> **RECORDS SHOWN**:
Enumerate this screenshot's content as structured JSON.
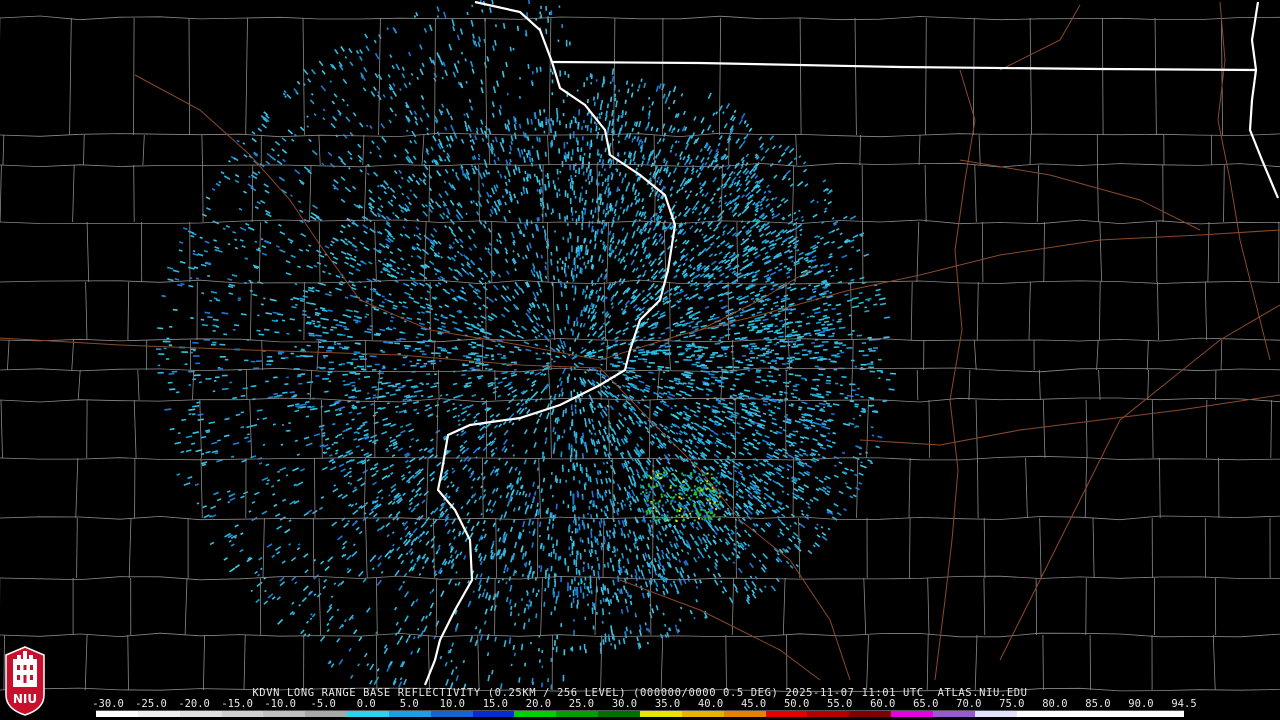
{
  "product_title": "KDVN LONG RANGE BASE REFLECTIVITY (0.25KM / 256 LEVEL) (000000/0000 0.5 DEG) 2025-11-07 11:01 UTC  ATLAS.NIU.EDU",
  "logo": {
    "text": "NIU",
    "color": "#c8102e"
  },
  "colors": {
    "background": "#000000",
    "county_lines": "#8a8a8a",
    "state_lines": "#ffffff",
    "highways": "#8b4a2b",
    "echo_primary": "#2fb8e0",
    "echo_secondary": "#1e78d8",
    "echo_green": "#22c040",
    "echo_yellow": "#e6e600"
  },
  "scale": {
    "labels": [
      "-30.0",
      "-25.0",
      "-20.0",
      "-15.0",
      "-10.0",
      "-5.0",
      "0.0",
      "5.0",
      "10.0",
      "15.0",
      "20.0",
      "25.0",
      "30.0",
      "35.0",
      "40.0",
      "45.0",
      "50.0",
      "55.0",
      "60.0",
      "65.0",
      "70.0",
      "75.0",
      "80.0",
      "85.0",
      "90.0",
      "94.5"
    ],
    "colors": [
      "#ffffff",
      "#f0f0f0",
      "#e0e0e0",
      "#d0d0d0",
      "#c0c0c0",
      "#a8a8a8",
      "#2fd0f0",
      "#1aa0e8",
      "#1464d8",
      "#0a2ad0",
      "#00d000",
      "#00a000",
      "#007000",
      "#e6e600",
      "#e6b400",
      "#e68000",
      "#e60000",
      "#b40000",
      "#800000",
      "#e600e6",
      "#9b59d0",
      "#e0e0ff",
      "#ffffff",
      "#ffffff",
      "#ffffff",
      "#ffffff"
    ]
  }
}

> **WHAT IS NEEDED**:
Write the material out again exactly as it appears, dropping the pictures.

> **SOLUTION FOR THIS PROBLEM**:
Enumerate this screenshot's content as structured JSON.
{
  "product_title": "KDVN LONG RANGE BASE REFLECTIVITY (0.25KM / 256 LEVEL) (000000/0000 0.5 DEG) 2025-11-07 11:01 UTC  ATLAS.NIU.EDU",
  "logo": {
    "text": "NIU",
    "color": "#c8102e"
  },
  "colors": {
    "background": "#000000",
    "county_lines": "#8a8a8a",
    "state_lines": "#ffffff",
    "highways": "#8b4a2b",
    "echo_primary": "#2fb8e0",
    "echo_secondary": "#1e78d8",
    "echo_green": "#22c040",
    "echo_yellow": "#e6e600"
  },
  "scale": {
    "labels": [
      "-30.0",
      "-25.0",
      "-20.0",
      "-15.0",
      "-10.0",
      "-5.0",
      "0.0",
      "5.0",
      "10.0",
      "15.0",
      "20.0",
      "25.0",
      "30.0",
      "35.0",
      "40.0",
      "45.0",
      "50.0",
      "55.0",
      "60.0",
      "65.0",
      "70.0",
      "75.0",
      "80.0",
      "85.0",
      "90.0",
      "94.5"
    ],
    "colors": [
      "#ffffff",
      "#f0f0f0",
      "#e0e0e0",
      "#d0d0d0",
      "#c0c0c0",
      "#a8a8a8",
      "#2fd0f0",
      "#1aa0e8",
      "#1464d8",
      "#0a2ad0",
      "#00d000",
      "#00a000",
      "#007000",
      "#e6e600",
      "#e6b400",
      "#e68000",
      "#e60000",
      "#b40000",
      "#800000",
      "#e600e6",
      "#9b59d0",
      "#e0e0ff",
      "#ffffff",
      "#ffffff",
      "#ffffff",
      "#ffffff"
    ]
  }
}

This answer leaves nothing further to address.